PROBLEM REQUIREMENTS: State the count of lines below in which the word "toutes" appears, and add nothing.

DATA PROVIDED:
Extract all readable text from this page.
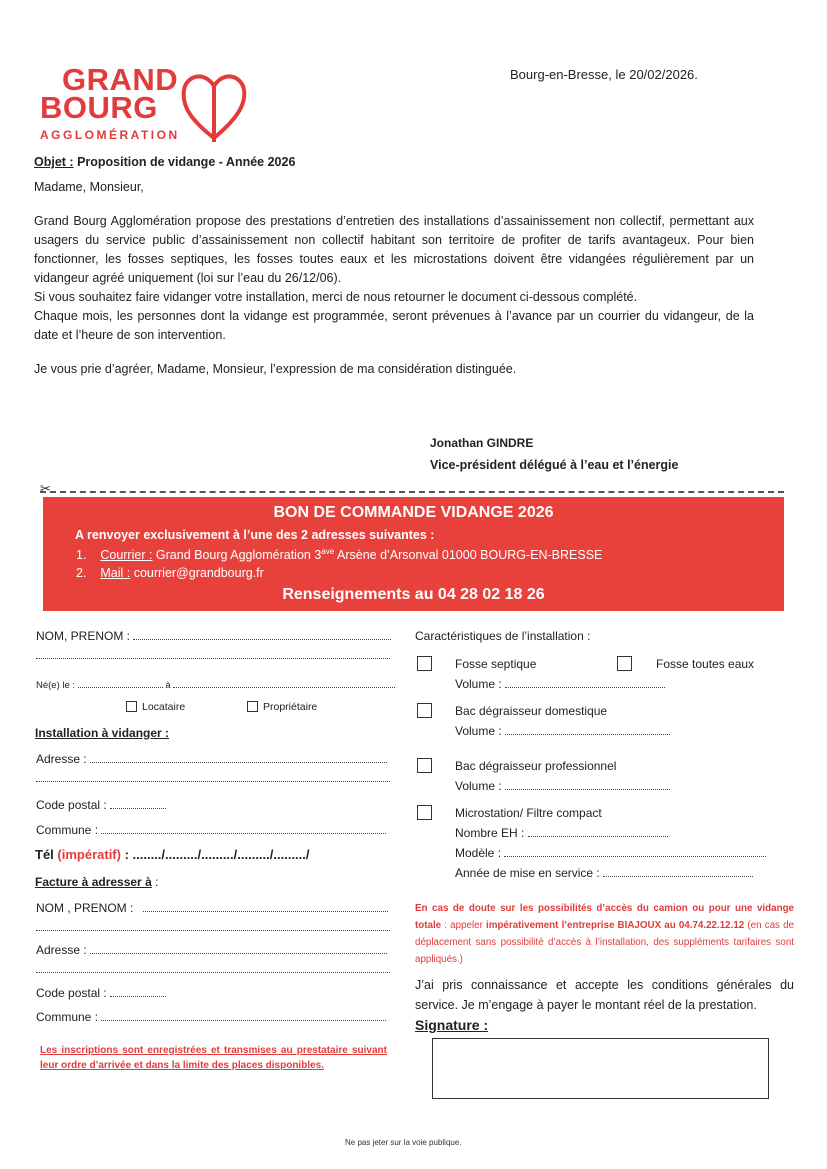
GRAND
BOURG
AGGLOMÉRATION
Bourg-en-Bresse, le 20/02/2026.
Objet : Proposition de vidange - Année 2026
Madame, Monsieur,
Grand Bourg Agglomération propose des prestations d’entretien des installations d’assainissement non collectif, permettant aux usagers du service public d’assainissement non collectif habitant son territoire de profiter de tarifs avantageux. Pour bien fonctionner, les fosses septiques, les fosses toutes eaux et les microstations doivent être vidangées régulièrement par un vidangeur agréé uniquement (loi sur l’eau du 26/12/06).
Si vous souhaitez faire vidanger votre installation, merci de nous retourner le document ci-dessous complété.
Chaque mois, les personnes dont la vidange est programmée, seront prévenues à l’avance par un courrier du vidangeur, de la date et l’heure de son intervention.
Je vous prie d’agréer, Madame, Monsieur, l’expression de ma considération distinguée.
Jonathan GINDRE
Vice-président délégué à l’eau et l’énergie
✂
BON DE COMMANDE VIDANGE 2026
A renvoyer exclusivement à l’une des 2 adresses suivantes :
1. Courrier : Grand Bourg Agglomération $3^{ave}$ Arsène d’Arsonval 01000 BOURG-EN-BRESSE
2. Mail : courrier@grandbourg.fr
Renseignements au 04 28 02 18 26
NOM, PRENOM :
Né(e) le :	à
Locataire	Propriétaire
Installation à vidanger :
Adresse :
Code postal :
Commune :
Tél (impératif) : ......../........./........./........./........./
Facture à adresser à :
NOM , PRENOM :
Adresse :
Code postal :
Commune :
Les inscriptions sont enregistrées et transmises au prestataire suivant leur ordre d’arrivée et dans la limite des places disponibles.
Caractéristiques de l’installation :
Fosse septique	Fosse toutes eaux
Volume :
Bac dégraisseur domestique
Volume :
Bac dégraisseur professionnel
Volume :
Microstation/ Filtre compact
Nombre EH :
Modèle :
Année de mise en service :
En cas de doute sur les possibilités d’accès du camion ou pour une vidange totale : appeler impérativement l’entreprise BIAJOUX au 04.74.22.12.12 (en cas de déplacement sans possibilité d’accès à l’installation, des suppléments tarifaires sont appliqués.)
J’ai pris connaissance et accepte les conditions générales du service. Je m’engage à payer le montant réel de la prestation.
Signature :
Ne pas jeter sur la voie publique.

FINAL RESULT: 2